Please format the data from its start through the line containing "extension-icon-1[interactable]: ◉ [1094,30,1118,54]" as a JSON list of strings, one string per line, leaving out any blank lines.

>> begin

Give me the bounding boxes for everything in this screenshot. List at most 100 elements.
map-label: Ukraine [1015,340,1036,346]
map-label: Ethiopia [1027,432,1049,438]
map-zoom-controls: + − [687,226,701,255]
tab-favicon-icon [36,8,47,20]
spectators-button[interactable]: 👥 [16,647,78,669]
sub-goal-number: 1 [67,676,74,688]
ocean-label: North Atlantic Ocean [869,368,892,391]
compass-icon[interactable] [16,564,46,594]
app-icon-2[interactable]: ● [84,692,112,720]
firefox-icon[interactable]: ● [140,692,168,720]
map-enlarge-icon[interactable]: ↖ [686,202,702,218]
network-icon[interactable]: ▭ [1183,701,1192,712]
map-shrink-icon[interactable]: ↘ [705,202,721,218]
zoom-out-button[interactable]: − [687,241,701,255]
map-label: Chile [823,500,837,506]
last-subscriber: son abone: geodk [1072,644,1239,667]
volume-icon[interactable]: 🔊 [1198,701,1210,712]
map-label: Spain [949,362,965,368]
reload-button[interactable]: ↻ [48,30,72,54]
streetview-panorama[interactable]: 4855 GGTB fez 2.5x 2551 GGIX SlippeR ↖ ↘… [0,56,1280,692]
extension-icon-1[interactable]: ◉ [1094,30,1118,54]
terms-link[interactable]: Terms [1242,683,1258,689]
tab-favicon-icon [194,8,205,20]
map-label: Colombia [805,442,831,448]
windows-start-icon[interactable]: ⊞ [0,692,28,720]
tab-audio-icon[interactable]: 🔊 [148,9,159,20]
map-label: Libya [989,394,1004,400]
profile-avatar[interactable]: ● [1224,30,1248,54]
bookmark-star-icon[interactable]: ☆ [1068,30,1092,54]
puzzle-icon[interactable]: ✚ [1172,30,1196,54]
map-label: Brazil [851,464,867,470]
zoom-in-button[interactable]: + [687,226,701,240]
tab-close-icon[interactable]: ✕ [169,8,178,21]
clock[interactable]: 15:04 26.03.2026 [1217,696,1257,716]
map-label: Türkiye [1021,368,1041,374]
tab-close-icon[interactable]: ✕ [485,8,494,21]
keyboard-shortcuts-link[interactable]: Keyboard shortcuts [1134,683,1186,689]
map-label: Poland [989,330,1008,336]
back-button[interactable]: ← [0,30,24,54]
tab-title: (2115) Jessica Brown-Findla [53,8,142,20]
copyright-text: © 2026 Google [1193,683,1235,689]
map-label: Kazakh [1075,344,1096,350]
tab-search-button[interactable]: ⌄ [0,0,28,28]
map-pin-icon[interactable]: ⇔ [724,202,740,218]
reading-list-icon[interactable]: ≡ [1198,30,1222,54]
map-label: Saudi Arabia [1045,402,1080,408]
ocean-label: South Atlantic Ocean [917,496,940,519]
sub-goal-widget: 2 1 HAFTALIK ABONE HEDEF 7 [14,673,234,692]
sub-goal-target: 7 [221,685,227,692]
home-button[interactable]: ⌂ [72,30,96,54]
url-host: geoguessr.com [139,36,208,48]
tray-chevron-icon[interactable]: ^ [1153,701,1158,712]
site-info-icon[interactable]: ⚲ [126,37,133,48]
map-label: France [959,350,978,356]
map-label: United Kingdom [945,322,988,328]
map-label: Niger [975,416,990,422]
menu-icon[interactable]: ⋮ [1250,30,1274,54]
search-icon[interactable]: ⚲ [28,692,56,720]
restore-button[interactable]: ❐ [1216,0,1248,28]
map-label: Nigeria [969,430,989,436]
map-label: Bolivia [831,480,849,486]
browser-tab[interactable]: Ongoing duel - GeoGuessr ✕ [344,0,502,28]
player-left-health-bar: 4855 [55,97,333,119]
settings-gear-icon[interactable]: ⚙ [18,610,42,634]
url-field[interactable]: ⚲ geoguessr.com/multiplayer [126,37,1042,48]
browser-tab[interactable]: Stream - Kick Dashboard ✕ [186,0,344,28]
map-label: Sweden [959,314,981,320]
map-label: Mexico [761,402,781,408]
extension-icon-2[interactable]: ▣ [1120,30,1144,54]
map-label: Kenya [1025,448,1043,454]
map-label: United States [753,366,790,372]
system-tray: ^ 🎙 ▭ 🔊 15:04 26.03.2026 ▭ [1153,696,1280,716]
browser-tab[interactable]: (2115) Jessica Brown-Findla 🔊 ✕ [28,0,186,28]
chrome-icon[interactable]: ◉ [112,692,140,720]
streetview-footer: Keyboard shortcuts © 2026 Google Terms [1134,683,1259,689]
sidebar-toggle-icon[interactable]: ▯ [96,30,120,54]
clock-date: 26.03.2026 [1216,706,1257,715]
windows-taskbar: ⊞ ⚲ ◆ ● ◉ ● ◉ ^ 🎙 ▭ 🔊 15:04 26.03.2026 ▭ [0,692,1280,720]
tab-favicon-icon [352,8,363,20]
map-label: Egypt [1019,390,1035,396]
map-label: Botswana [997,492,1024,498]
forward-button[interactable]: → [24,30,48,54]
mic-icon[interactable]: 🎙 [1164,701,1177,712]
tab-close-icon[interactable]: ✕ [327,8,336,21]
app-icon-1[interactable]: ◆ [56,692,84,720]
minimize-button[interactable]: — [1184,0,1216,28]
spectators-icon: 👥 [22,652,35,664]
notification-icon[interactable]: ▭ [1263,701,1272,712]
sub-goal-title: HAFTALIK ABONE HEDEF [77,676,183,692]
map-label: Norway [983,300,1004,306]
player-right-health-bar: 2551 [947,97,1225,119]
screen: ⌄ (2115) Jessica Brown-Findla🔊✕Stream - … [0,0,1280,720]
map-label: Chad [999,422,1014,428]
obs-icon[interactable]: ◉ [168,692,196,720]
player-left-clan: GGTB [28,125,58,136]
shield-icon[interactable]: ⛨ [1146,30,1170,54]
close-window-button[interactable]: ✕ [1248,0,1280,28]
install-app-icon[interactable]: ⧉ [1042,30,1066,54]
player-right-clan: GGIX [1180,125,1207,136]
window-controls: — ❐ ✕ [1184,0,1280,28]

>> end

_RESULT OF THE TASK_
[
  "Give me the bounding boxes for everything in this screenshot. List at most 100 elements.",
  "map-label: Ukraine [1015,340,1036,346]",
  "map-label: Ethiopia [1027,432,1049,438]",
  "map-zoom-controls: + − [687,226,701,255]",
  "tab-favicon-icon [36,8,47,20]",
  "spectators-button[interactable]: 👥 [16,647,78,669]",
  "sub-goal-number: 1 [67,676,74,688]",
  "ocean-label: North Atlantic Ocean [869,368,892,391]",
  "compass-icon[interactable] [16,564,46,594]",
  "app-icon-2[interactable]: ● [84,692,112,720]",
  "firefox-icon[interactable]: ● [140,692,168,720]",
  "map-enlarge-icon[interactable]: ↖ [686,202,702,218]",
  "network-icon[interactable]: ▭ [1183,701,1192,712]",
  "map-shrink-icon[interactable]: ↘ [705,202,721,218]",
  "zoom-out-button[interactable]: − [687,241,701,255]",
  "map-label: Chile [823,500,837,506]",
  "last-subscriber: son abone: geodk [1072,644,1239,667]",
  "volume-icon[interactable]: 🔊 [1198,701,1210,712]",
  "map-label: Spain [949,362,965,368]",
  "reload-button[interactable]: ↻ [48,30,72,54]",
  "streetview-panorama[interactable]: 4855 GGTB fez 2.5x 2551 GGIX SlippeR ↖ ↘… [0,56,1280,692]",
  "extension-icon-1[interactable]: ◉ [1094,30,1118,54]"
]